**WHAT TO DO:** Revise the entries below by changing "screenshot" to "screen capture" and keeping everything else the same. Omit the pictures from your answer.

**DATA SHOWN:**
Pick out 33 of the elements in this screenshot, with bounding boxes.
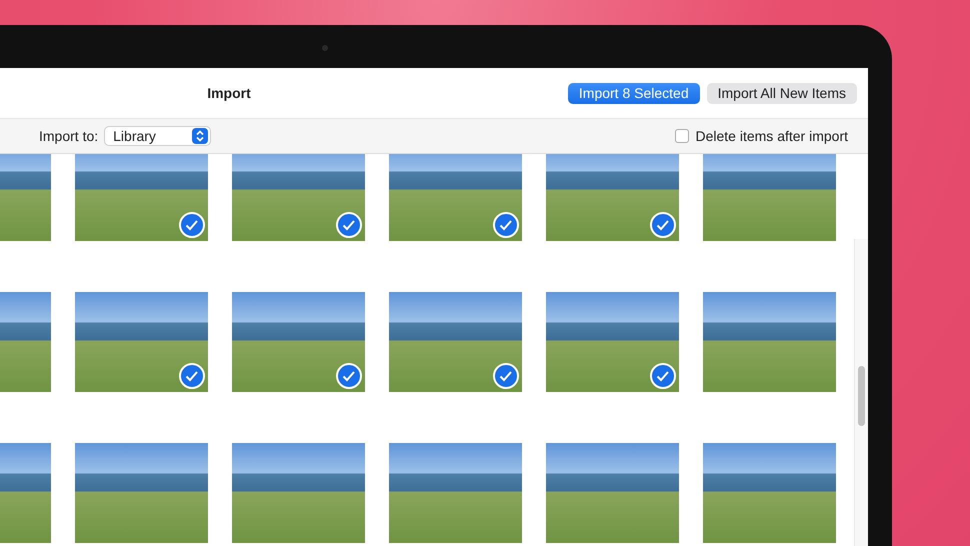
checkmark-icon [493, 212, 519, 238]
checkmark-icon [650, 212, 676, 238]
photo-placeholder[interactable] [75, 443, 208, 543]
import-selected-button[interactable]: Import 8 Selected [568, 82, 700, 104]
photo-placeholder[interactable] [232, 154, 365, 241]
checkmark-icon [179, 363, 205, 389]
import-all-button[interactable]: Import All New Items [706, 82, 857, 104]
checkmark-icon [650, 363, 676, 389]
import-to-label: Import to: [39, 128, 98, 144]
photo-placeholder[interactable] [75, 292, 208, 392]
checkmark-icon [336, 212, 362, 238]
stepper-icon [192, 128, 208, 144]
checkmark-icon [179, 212, 205, 238]
photo-placeholder[interactable] [389, 154, 522, 241]
photo-placeholder[interactable] [703, 443, 836, 543]
photo-placeholder[interactable] [232, 443, 365, 543]
photo-placeholder[interactable] [546, 154, 679, 241]
photo-placeholder[interactable] [232, 292, 365, 392]
delete-items-label: Delete items after import [696, 128, 848, 144]
photo-placeholder[interactable] [703, 292, 836, 392]
scrollbar[interactable] [854, 239, 868, 546]
destination-dropdown[interactable]: Library [104, 126, 212, 146]
photo-placeholder[interactable] [703, 154, 836, 241]
photo-placeholder[interactable] [546, 292, 679, 392]
photo-placeholder[interactable] [389, 292, 522, 392]
camera-icon [322, 45, 328, 51]
delete-checkbox[interactable] [674, 129, 688, 143]
photo-placeholder[interactable] [389, 443, 522, 543]
window-title: Import [206, 85, 252, 101]
photo-placeholder[interactable] [546, 443, 679, 543]
photo-placeholder[interactable] [75, 154, 208, 241]
checkmark-icon [493, 363, 519, 389]
checkmark-icon [336, 363, 362, 389]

**TASK RESPONSE:**
Pick out 33 of the elements in this screen capture, with bounding boxes.
checkmark-icon [493, 212, 519, 238]
checkmark-icon [650, 212, 676, 238]
photo-placeholder[interactable] [75, 443, 208, 543]
import-selected-button[interactable]: Import 8 Selected [568, 82, 700, 104]
photo-placeholder[interactable] [232, 154, 365, 241]
checkmark-icon [179, 363, 205, 389]
import-all-button[interactable]: Import All New Items [706, 82, 857, 104]
checkmark-icon [650, 363, 676, 389]
import-to-label: Import to: [39, 128, 98, 144]
photo-placeholder[interactable] [75, 292, 208, 392]
checkmark-icon [336, 212, 362, 238]
stepper-icon [192, 128, 208, 144]
checkmark-icon [179, 212, 205, 238]
photo-placeholder[interactable] [389, 154, 522, 241]
photo-placeholder[interactable] [703, 443, 836, 543]
photo-placeholder[interactable] [232, 443, 365, 543]
photo-placeholder[interactable] [546, 154, 679, 241]
photo-placeholder[interactable] [232, 292, 365, 392]
delete-items-label: Delete items after import [696, 128, 848, 144]
photo-placeholder[interactable] [703, 292, 836, 392]
scrollbar[interactable] [854, 239, 868, 546]
destination-dropdown[interactable]: Library [104, 126, 212, 146]
photo-placeholder[interactable] [703, 154, 836, 241]
photo-placeholder[interactable] [546, 292, 679, 392]
photo-placeholder[interactable] [389, 292, 522, 392]
camera-icon [322, 45, 328, 51]
delete-checkbox[interactable] [674, 129, 688, 143]
photo-placeholder[interactable] [389, 443, 522, 543]
window-title: Import [206, 85, 252, 101]
photo-placeholder[interactable] [546, 443, 679, 543]
photo-placeholder[interactable] [75, 154, 208, 241]
checkmark-icon [493, 363, 519, 389]
checkmark-icon [336, 363, 362, 389]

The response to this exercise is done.